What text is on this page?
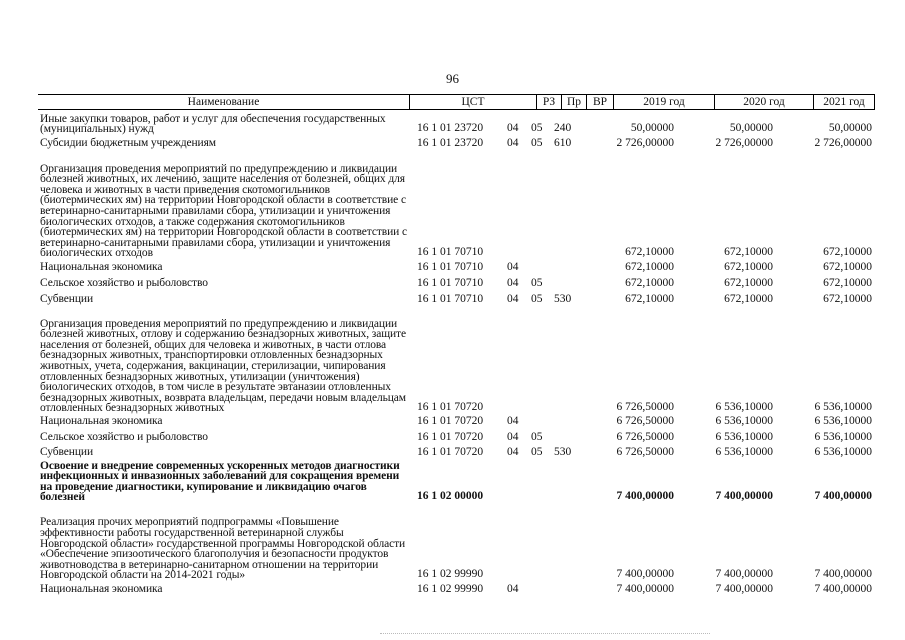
96
Наименование	ЦСТ	РЗ	Пр	ВР	2019 год	2020 год	2021 год
Иные закупки товаров, работ и услуг для обеспечения государственных (муниципальных) нужд	16 1 01 23720 04 05 240	50,00000	50,00000	50,00000
Субсидии бюджетным учреждениям	16 1 01 23720 04 05 610	2 726,00000	2 726,00000	2 726,00000
Организация проведения мероприятий по предупреждению и ликвидации болезней животных, их лечению, защите населения от болезней, общих для человека и животных в части приведения скотомогильников (биотермических ям) на территории Новгородской области в соответствие с ветеринарно-санитарными правилами сбора, утилизации и уничтожения биологических отходов, а также содержания скотомогильников (биотермических ям) на территории Новгородской области в соответствии с ветеринарно-санитарными правилами сбора, утилизации и уничтожения биологических отходов	16 1 01 70710	672,10000	672,10000	672,10000
Национальная экономика	16 1 01 70710 04	672,10000	672,10000	672,10000
Сельское хозяйство и рыболовство	16 1 01 70710 04 05	672,10000	672,10000	672,10000
Субвенции	16 1 01 70710 04 05 530	672,10000	672,10000	672,10000
Организация проведения мероприятий по предупреждению и ликвидации болезней животных, отлову и содержанию безнадзорных животных, защите населения от болезней, общих для человека и животных, в части отлова безнадзорных животных, транспортировки отловленных безнадзорных животных, учета, содержания, вакцинации, стерилизации, чипирования отловленных безнадзорных животных, утилизации (уничтожения) биологических отходов, в том числе в результате эвтаназии отловленных безнадзорных животных, возврата владельцам, передачи новым владельцам отловленных безнадзорных животных	16 1 01 70720	6 726,50000	6 536,10000	6 536,10000
Национальная экономика	16 1 01 70720 04	6 726,50000	6 536,10000	6 536,10000
Сельское хозяйство и рыболовство	16 1 01 70720 04 05	6 726,50000	6 536,10000	6 536,10000
Субвенции	16 1 01 70720 04 05 530	6 726,50000	6 536,10000	6 536,10000
Освоение и внедрение современных ускоренных методов диагностики инфекционных и инвазионных заболеваний для сокращения времени на проведение диагностики, купирование и ликвидацию очагов болезней	16 1 02 00000	7 400,00000	7 400,00000	7 400,00000
Реализация прочих мероприятий подпрограммы «Повышение эффективности работы государственной ветеринарной службы Новгородской области» государственной программы Новгородской области «Обеспечение эпизоотического благополучия и безопасности продуктов животноводства в ветеринарно-санитарном отношении на территории Новгородской области на 2014-2021 годы»	16 1 02 99990	7 400,00000	7 400,00000	7 400,00000
Национальная экономика	16 1 02 99990 04	7 400,00000	7 400,00000	7 400,00000
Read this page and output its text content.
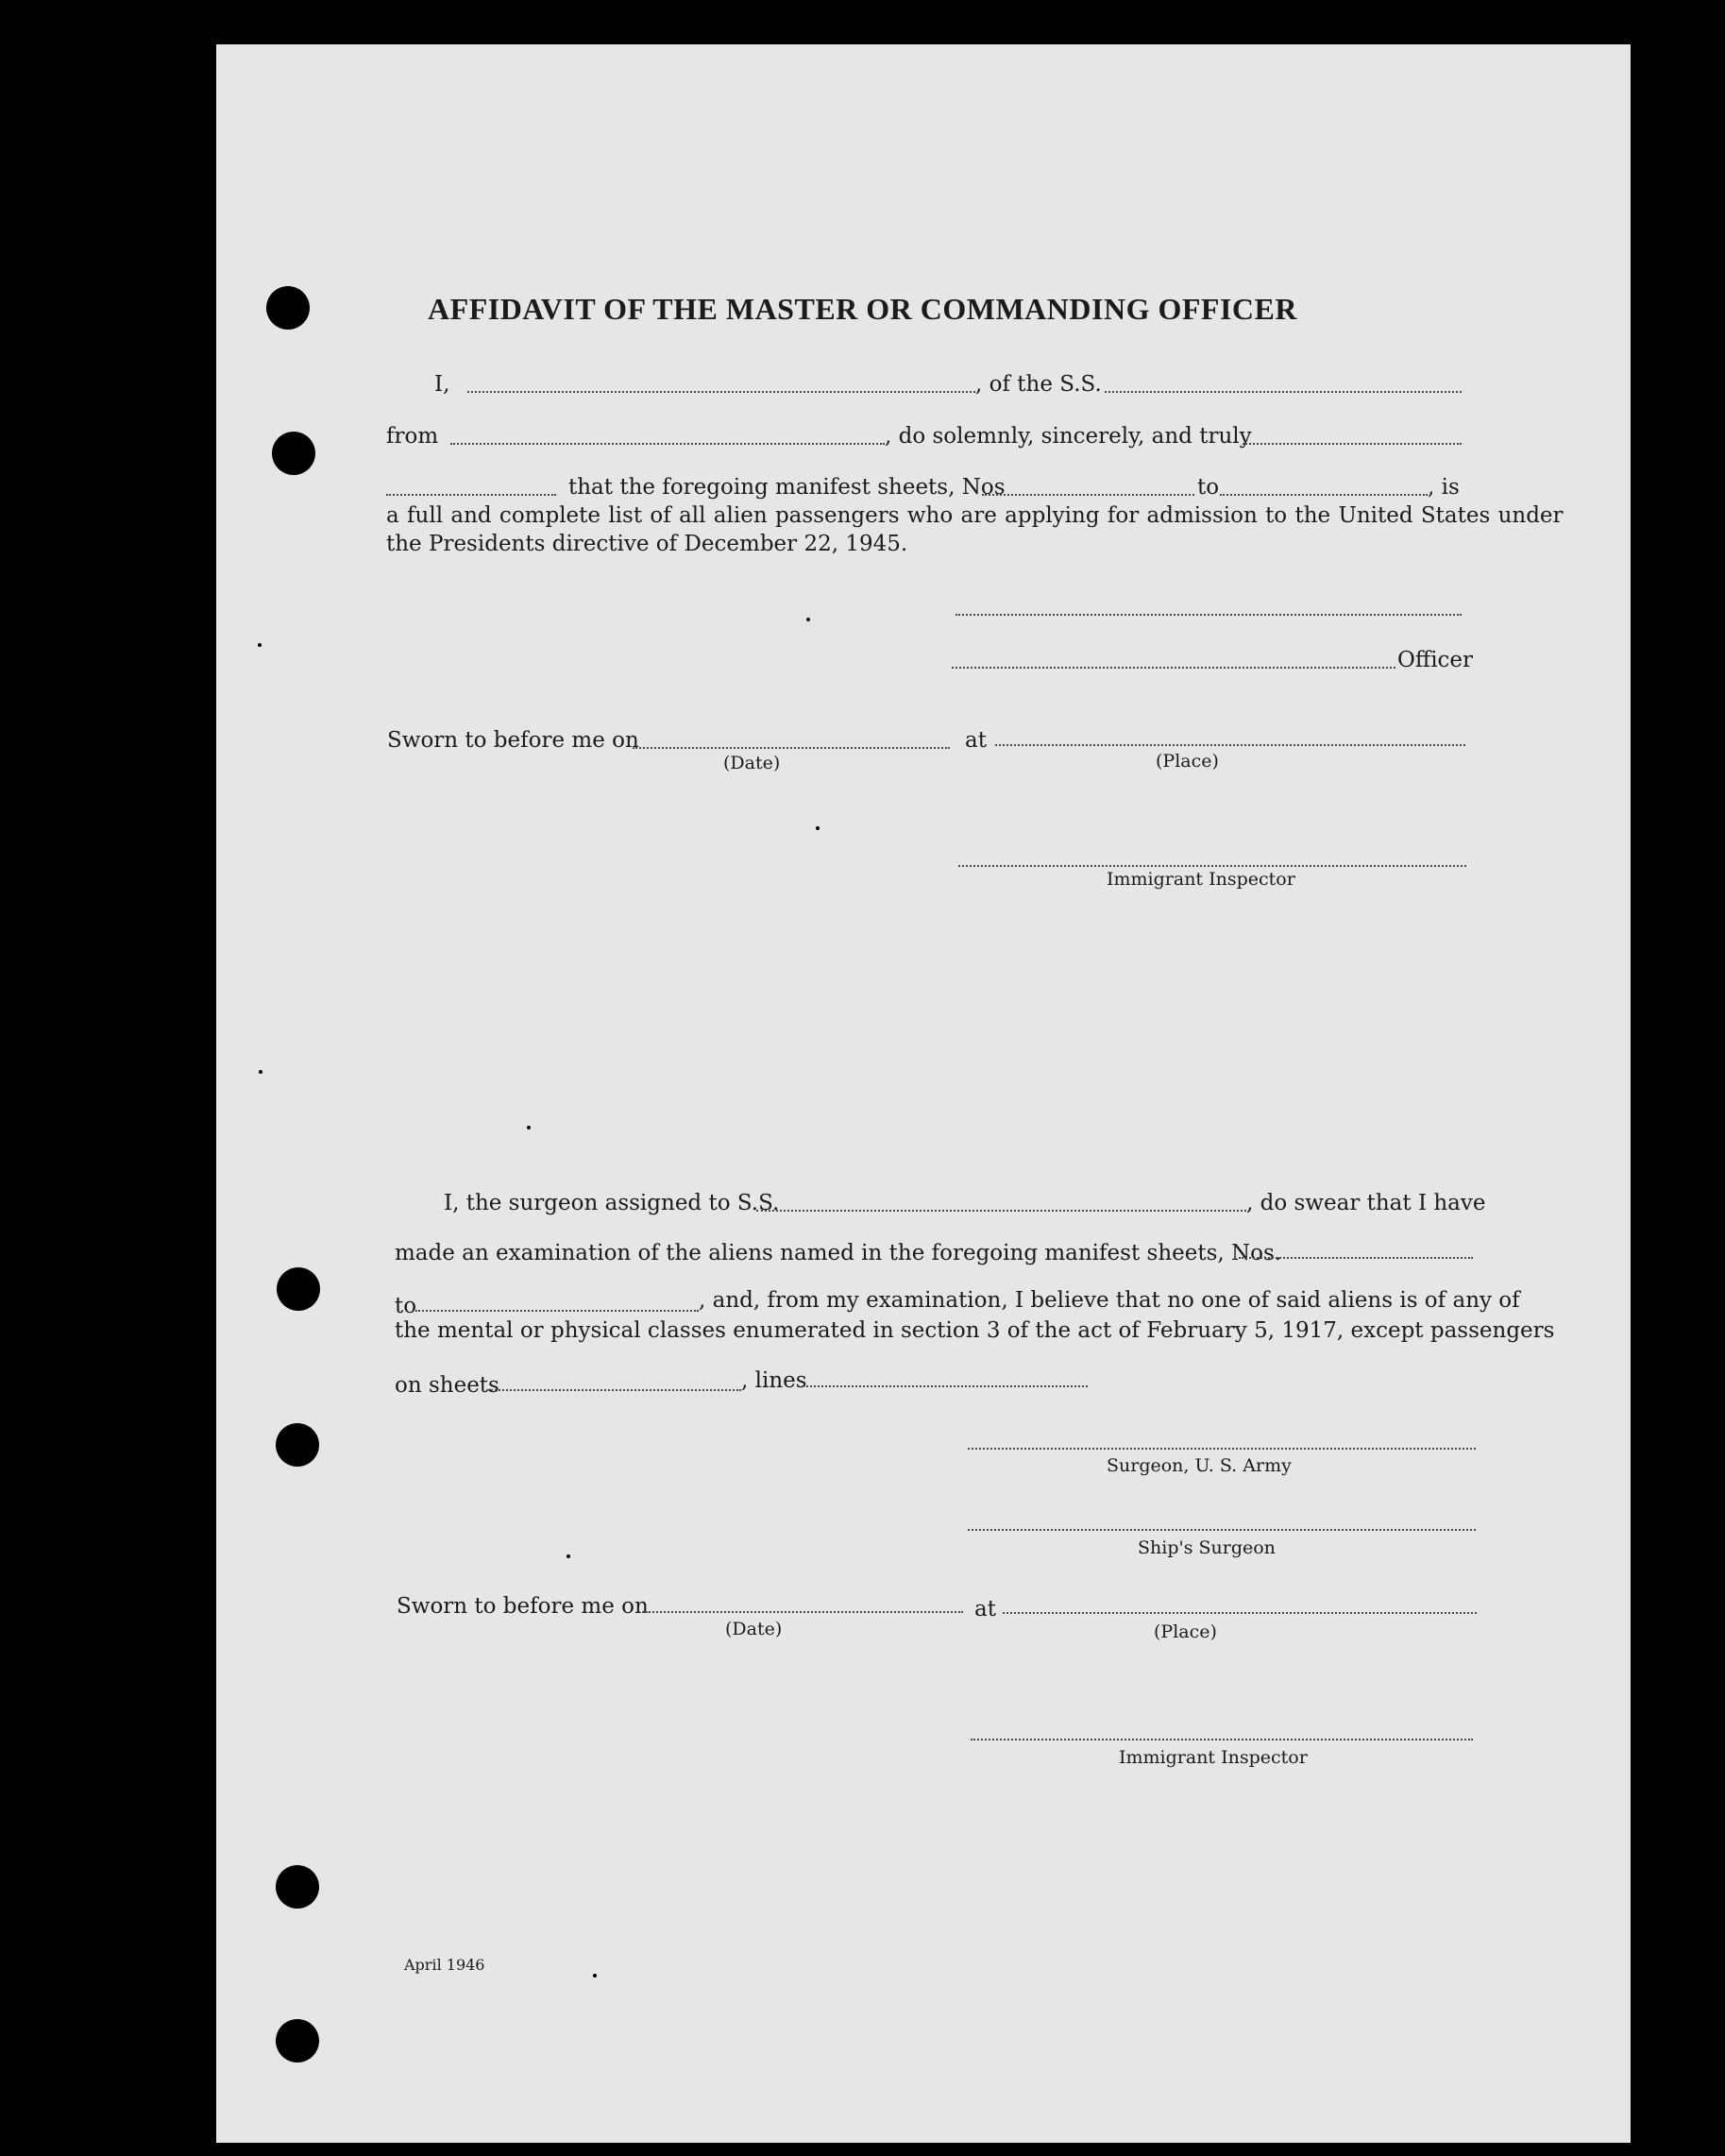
AFFIDAVIT OF THE MASTER OR COMMANDING OFFICER
I,	, of the S.S.
from	, do solemnly, sincerely, and truly
that the foregoing manifest sheets, Nos	to	, is
a full and complete list of all alien passengers who are applying for admission to the United States under
the Presidents directive of December 22, 1945.
Officer
Sworn to before me on	at
(Date)	(Place)
Immigrant Inspector
I, the surgeon assigned to S.S.	, do swear that I have
made an examination of the aliens named in the foregoing manifest sheets, Nos.
to	, and, from my examination, I believe that no one of said aliens is of any of
the mental or physical classes enumerated in section 3 of the act of February 5, 1917, except passengers
on sheets	, lines
Surgeon, U. S. Army
Ship's Surgeon
Sworn to before me on	at
(Date)	(Place)
Immigrant Inspector
April 1946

━━━━━━━━━━

**EXERCISE PROMPT**:
Transcribe the whole listing exactly. Pictures are excluded.

**OUTPUT FOR THIS TASK**:
What text is on this page?
96
Наименование	ЦСТ	РЗ	Пр	ВР	2019 год	2020 год	2021 год
Иные закупки товаров, работ и услуг для обеспечения государственных (муниципальных) нужд	16 1 01 23720 04 05 240	50,00000	50,00000	50,00000
Субсидии бюджетным учреждениям	16 1 01 23720 04 05 610	2 726,00000	2 726,00000	2 726,00000
Организация проведения мероприятий по предупреждению и ликвидации болезней животных, их лечению, защите населения от болезней, общих для человека и животных в части приведения скотомогильников (биотермических ям) на территории Новгородской области в соответствие с ветеринарно-санитарными правилами сбора, утилизации и уничтожения биологических отходов, а также содержания скотомогильников (биотермических ям) на территории Новгородской области в соответствии с ветеринарно-санитарными правилами сбора, утилизации и уничтожения биологических отходов	16 1 01 70710	672,10000	672,10000	672,10000
Национальная экономика	16 1 01 70710 04	672,10000	672,10000	672,10000
Сельское хозяйство и рыболовство	16 1 01 70710 04 05	672,10000	672,10000	672,10000
Субвенции	16 1 01 70710 04 05 530	672,10000	672,10000	672,10000
Организация проведения мероприятий по предупреждению и ликвидации болезней животных, отлову и содержанию безнадзорных животных, защите населения от болезней, общих для человека и животных, в части отлова безнадзорных животных, транспортировки отловленных безнадзорных животных, учета, содержания, вакцинации, стерилизации, чипирования отловленных безнадзорных животных, утилизации (уничтожения) биологических отходов, в том числе в результате эвтаназии отловленных безнадзорных животных, возврата владельцам, передачи новым владельцам отловленных безнадзорных животных	16 1 01 70720	6 726,50000	6 536,10000	6 536,10000
Национальная экономика	16 1 01 70720 04	6 726,50000	6 536,10000	6 536,10000
Сельское хозяйство и рыболовство	16 1 01 70720 04 05	6 726,50000	6 536,10000	6 536,10000
Субвенции	16 1 01 70720 04 05 530	6 726,50000	6 536,10000	6 536,10000
Освоение и внедрение современных ускоренных методов диагностики инфекционных и инвазионных заболеваний для сокращения времени на проведение диагностики, купирование и ликвидацию очагов болезней	16 1 02 00000	7 400,00000	7 400,00000	7 400,00000
Реализация прочих мероприятий подпрограммы «Повышение эффективности работы государственной ветеринарной службы Новгородской области» государственной программы Новгородской области «Обеспечение эпизоотического благополучия и безопасности продуктов животноводства в ветеринарно-санитарном отношении на территории Новгородской области на 2014-2021 годы»	16 1 02 99990	7 400,00000	7 400,00000	7 400,00000
Национальная экономика	16 1 02 99990 04	7 400,00000	7 400,00000	7 400,00000
Read this page and output its text content.
AFFIDAVIT OF THE MASTER OR COMMANDING OFFICER
I,	, of the S.S.
from	, do solemnly, sincerely, and truly
that the foregoing manifest sheets, Nos	to	, is
a full and complete list of all alien passengers who are applying for admission to the United States under
the Presidents directive of December 22, 1945.
Officer
Sworn to before me on	at
(Date)	(Place)
Immigrant Inspector
I, the surgeon assigned to S.S.	, do swear that I have
made an examination of the aliens named in the foregoing manifest sheets, Nos.
to	, and, from my examination, I believe that no one of said aliens is of any of
the mental or physical classes enumerated in section 3 of the act of February 5, 1917, except passengers
on sheets	, lines
Surgeon, U. S. Army
Ship's Surgeon
Sworn to before me on	at
(Date)	(Place)
Immigrant Inspector
April 1946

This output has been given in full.